◆ GIVEN PROBLEM: Select the lines that hold the word "Third" and copy each one.

◆ GIVEN RECORDS:
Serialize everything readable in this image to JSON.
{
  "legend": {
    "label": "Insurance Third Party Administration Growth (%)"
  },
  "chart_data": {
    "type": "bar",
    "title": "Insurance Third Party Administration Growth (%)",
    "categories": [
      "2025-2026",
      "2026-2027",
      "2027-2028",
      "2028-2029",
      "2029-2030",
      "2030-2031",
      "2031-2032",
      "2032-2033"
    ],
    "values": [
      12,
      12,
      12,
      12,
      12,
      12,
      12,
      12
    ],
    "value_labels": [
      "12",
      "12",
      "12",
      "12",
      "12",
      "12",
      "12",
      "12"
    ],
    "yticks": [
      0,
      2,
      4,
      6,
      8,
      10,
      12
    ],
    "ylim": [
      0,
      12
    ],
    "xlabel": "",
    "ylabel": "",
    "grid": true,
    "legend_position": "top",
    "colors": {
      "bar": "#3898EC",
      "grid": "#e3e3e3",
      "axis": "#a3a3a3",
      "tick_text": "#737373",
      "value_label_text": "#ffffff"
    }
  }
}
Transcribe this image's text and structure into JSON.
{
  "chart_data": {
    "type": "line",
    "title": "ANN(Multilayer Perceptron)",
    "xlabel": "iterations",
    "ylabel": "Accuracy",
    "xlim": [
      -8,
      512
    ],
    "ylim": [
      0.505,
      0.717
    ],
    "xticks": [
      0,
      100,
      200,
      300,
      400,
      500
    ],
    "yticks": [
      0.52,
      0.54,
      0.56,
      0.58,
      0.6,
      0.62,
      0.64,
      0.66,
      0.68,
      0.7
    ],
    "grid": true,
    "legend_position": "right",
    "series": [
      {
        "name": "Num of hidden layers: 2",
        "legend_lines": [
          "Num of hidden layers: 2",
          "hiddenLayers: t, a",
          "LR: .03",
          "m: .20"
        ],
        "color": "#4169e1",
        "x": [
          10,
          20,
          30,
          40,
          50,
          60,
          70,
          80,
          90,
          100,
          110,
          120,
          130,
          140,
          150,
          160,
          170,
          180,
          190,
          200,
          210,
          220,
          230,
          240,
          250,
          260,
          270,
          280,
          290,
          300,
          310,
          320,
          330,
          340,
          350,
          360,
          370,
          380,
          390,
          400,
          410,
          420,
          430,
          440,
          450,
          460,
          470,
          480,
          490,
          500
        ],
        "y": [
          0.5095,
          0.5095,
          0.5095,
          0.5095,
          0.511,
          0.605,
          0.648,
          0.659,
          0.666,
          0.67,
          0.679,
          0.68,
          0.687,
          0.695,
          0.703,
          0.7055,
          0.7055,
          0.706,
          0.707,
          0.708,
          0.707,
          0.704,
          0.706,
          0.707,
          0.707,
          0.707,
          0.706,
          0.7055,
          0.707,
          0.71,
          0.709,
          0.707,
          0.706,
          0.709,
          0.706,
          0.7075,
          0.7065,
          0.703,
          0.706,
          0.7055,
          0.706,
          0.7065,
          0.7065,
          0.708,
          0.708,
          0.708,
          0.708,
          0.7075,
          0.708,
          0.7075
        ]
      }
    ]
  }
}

◆ RESPONSE FOR THIS EXERCISE:
    "label": "Insurance Third Party Administration Growth (%)"
    "title": "Insurance Third Party Administration Growth (%)",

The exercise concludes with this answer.